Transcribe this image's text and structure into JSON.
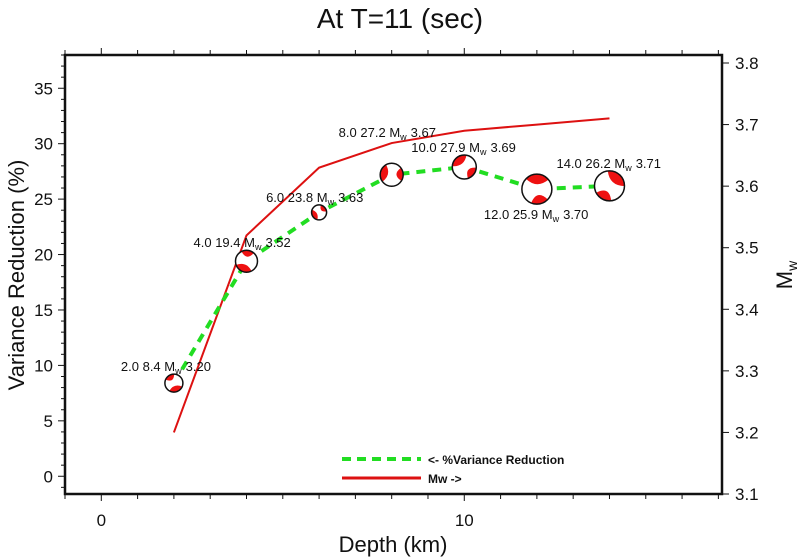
{
  "chart_data": {
    "type": "line",
    "title": "At T=11 (sec)",
    "xlabel": "Depth (km)",
    "ylabel": "Variance Reduction (%)",
    "y2label": "M",
    "y2label_sub": "w",
    "xlim": [
      -1,
      17.1
    ],
    "ylim": [
      -1.6,
      38
    ],
    "y2lim": [
      3.1,
      3.813
    ],
    "x_ticks": [
      0,
      10
    ],
    "y_ticks": [
      0,
      5,
      10,
      15,
      20,
      25,
      30,
      35
    ],
    "y2_ticks": [
      "3.1",
      "3.2",
      "3.3",
      "3.4",
      "3.5",
      "3.6",
      "3.7",
      "3.8"
    ],
    "x": [
      2,
      4,
      6,
      8,
      10,
      12,
      14
    ],
    "series": [
      {
        "name": "<- %Variance Reduction",
        "axis": "left",
        "color": "#22dd22",
        "style": "dashed",
        "values": [
          8.4,
          19.4,
          23.8,
          27.2,
          27.9,
          25.9,
          26.2
        ]
      },
      {
        "name": "Mw ->",
        "axis": "right",
        "color": "#dd1111",
        "style": "solid",
        "values": [
          3.2,
          3.52,
          3.63,
          3.67,
          3.69,
          3.7,
          3.71
        ]
      }
    ],
    "point_labels": [
      {
        "depth": "2.0",
        "vr": "8.4",
        "mw": "3.20"
      },
      {
        "depth": "4.0",
        "vr": "19.4",
        "mw": "3.52"
      },
      {
        "depth": "6.0",
        "vr": "23.8",
        "mw": "3.63"
      },
      {
        "depth": "8.0",
        "vr": "27.2",
        "mw": "3.67"
      },
      {
        "depth": "10.0",
        "vr": "27.9",
        "mw": "3.69"
      },
      {
        "depth": "12.0",
        "vr": "25.9",
        "mw": "3.70"
      },
      {
        "depth": "14.0",
        "vr": "26.2",
        "mw": "3.71"
      }
    ],
    "marker": "focal-mechanism beachball",
    "legend_position": "bottom-center"
  }
}
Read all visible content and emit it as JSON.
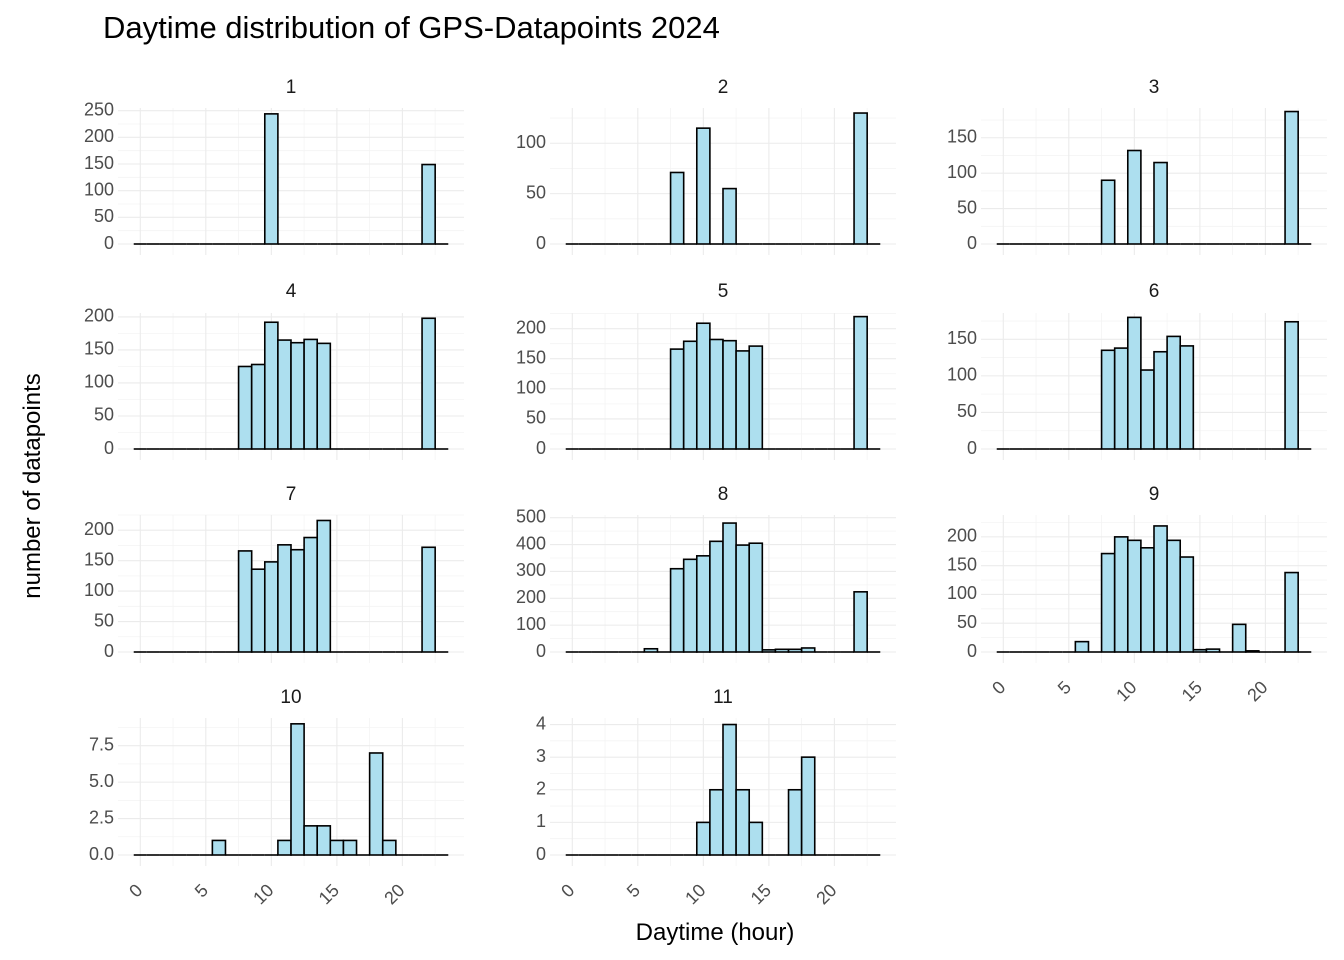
{
  "chart_data": {
    "type": "bar",
    "title": "Daytime distribution of GPS-Datapoints 2024",
    "xlabel": "Daytime (hour)",
    "ylabel": "number of datapoints",
    "x_ticks": [
      "0",
      "5",
      "10",
      "15",
      "20"
    ],
    "xlim": [
      -0.5,
      23.5
    ],
    "bin_width": 1,
    "bar_fill": "#ADDFEF",
    "bar_stroke": "#000000",
    "grid": true,
    "panels": [
      {
        "label": "1",
        "ylim": [
          0,
          255
        ],
        "y_ticks": [
          0,
          50,
          100,
          150,
          200,
          250
        ],
        "y_tick_labels": [
          "0",
          "50",
          "100",
          "150",
          "200",
          "250"
        ],
        "bins": [
          [
            10,
            244
          ],
          [
            22,
            149
          ]
        ]
      },
      {
        "label": "2",
        "ylim": [
          0,
          135
        ],
        "y_ticks": [
          0,
          50,
          100
        ],
        "y_tick_labels": [
          "0",
          "50",
          "100"
        ],
        "bins": [
          [
            8,
            71
          ],
          [
            10,
            115
          ],
          [
            12,
            55
          ],
          [
            22,
            130
          ]
        ]
      },
      {
        "label": "3",
        "ylim": [
          0,
          192
        ],
        "y_ticks": [
          0,
          50,
          100,
          150
        ],
        "y_tick_labels": [
          "0",
          "50",
          "100",
          "150"
        ],
        "bins": [
          [
            8,
            90
          ],
          [
            10,
            132
          ],
          [
            12,
            115
          ],
          [
            22,
            187
          ]
        ]
      },
      {
        "label": "4",
        "ylim": [
          0,
          206
        ],
        "y_ticks": [
          0,
          50,
          100,
          150,
          200
        ],
        "y_tick_labels": [
          "0",
          "50",
          "100",
          "150",
          "200"
        ],
        "bins": [
          [
            8,
            125
          ],
          [
            9,
            128
          ],
          [
            10,
            192
          ],
          [
            11,
            165
          ],
          [
            12,
            161
          ],
          [
            13,
            166
          ],
          [
            14,
            160
          ],
          [
            22,
            198
          ]
        ]
      },
      {
        "label": "5",
        "ylim": [
          0,
          226
        ],
        "y_ticks": [
          0,
          50,
          100,
          150,
          200
        ],
        "y_tick_labels": [
          "0",
          "50",
          "100",
          "150",
          "200"
        ],
        "bins": [
          [
            8,
            166
          ],
          [
            9,
            179
          ],
          [
            10,
            209
          ],
          [
            11,
            182
          ],
          [
            12,
            180
          ],
          [
            13,
            163
          ],
          [
            14,
            171
          ],
          [
            22,
            220
          ]
        ]
      },
      {
        "label": "6",
        "ylim": [
          0,
          186
        ],
        "y_ticks": [
          0,
          50,
          100,
          150
        ],
        "y_tick_labels": [
          "0",
          "50",
          "100",
          "150"
        ],
        "bins": [
          [
            8,
            135
          ],
          [
            9,
            138
          ],
          [
            10,
            180
          ],
          [
            11,
            108
          ],
          [
            12,
            133
          ],
          [
            13,
            154
          ],
          [
            14,
            141
          ],
          [
            22,
            174
          ]
        ]
      },
      {
        "label": "7",
        "ylim": [
          0,
          225
        ],
        "y_ticks": [
          0,
          50,
          100,
          150,
          200
        ],
        "y_tick_labels": [
          "0",
          "50",
          "100",
          "150",
          "200"
        ],
        "bins": [
          [
            8,
            166
          ],
          [
            9,
            136
          ],
          [
            10,
            148
          ],
          [
            11,
            176
          ],
          [
            12,
            168
          ],
          [
            13,
            188
          ],
          [
            14,
            216
          ],
          [
            22,
            172
          ]
        ]
      },
      {
        "label": "8",
        "ylim": [
          0,
          510
        ],
        "y_ticks": [
          0,
          100,
          200,
          300,
          400,
          500
        ],
        "y_tick_labels": [
          "0",
          "100",
          "200",
          "300",
          "400",
          "500"
        ],
        "bins": [
          [
            6,
            12
          ],
          [
            8,
            310
          ],
          [
            9,
            345
          ],
          [
            10,
            358
          ],
          [
            11,
            412
          ],
          [
            12,
            480
          ],
          [
            13,
            398
          ],
          [
            14,
            405
          ],
          [
            15,
            8
          ],
          [
            16,
            10
          ],
          [
            17,
            10
          ],
          [
            18,
            15
          ],
          [
            22,
            224
          ]
        ]
      },
      {
        "label": "9",
        "ylim": [
          0,
          238
        ],
        "y_ticks": [
          0,
          50,
          100,
          150,
          200
        ],
        "y_tick_labels": [
          "0",
          "50",
          "100",
          "150",
          "200"
        ],
        "bins": [
          [
            6,
            18
          ],
          [
            8,
            171
          ],
          [
            9,
            200
          ],
          [
            10,
            194
          ],
          [
            11,
            181
          ],
          [
            12,
            219
          ],
          [
            13,
            194
          ],
          [
            14,
            165
          ],
          [
            15,
            4
          ],
          [
            16,
            5
          ],
          [
            18,
            48
          ],
          [
            19,
            2
          ],
          [
            22,
            138
          ]
        ]
      },
      {
        "label": "10",
        "ylim": [
          0,
          9.4
        ],
        "y_ticks": [
          0,
          2.5,
          5,
          7.5
        ],
        "y_tick_labels": [
          "0.0",
          "2.5",
          "5.0",
          "7.5"
        ],
        "bins": [
          [
            6,
            1
          ],
          [
            11,
            1
          ],
          [
            12,
            9
          ],
          [
            13,
            2
          ],
          [
            14,
            2
          ],
          [
            15,
            1
          ],
          [
            16,
            1
          ],
          [
            18,
            7
          ],
          [
            19,
            1
          ]
        ]
      },
      {
        "label": "11",
        "ylim": [
          0,
          4.2
        ],
        "y_ticks": [
          0,
          1,
          2,
          3,
          4
        ],
        "y_tick_labels": [
          "0",
          "1",
          "2",
          "3",
          "4"
        ],
        "bins": [
          [
            10,
            1
          ],
          [
            11,
            2
          ],
          [
            12,
            4
          ],
          [
            13,
            2
          ],
          [
            14,
            1
          ],
          [
            17,
            2
          ],
          [
            18,
            3
          ]
        ]
      }
    ]
  }
}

⁂

Check each line of the records for the string "Variance" and state how many lines contain it. Give only the number.

Result for this task:
2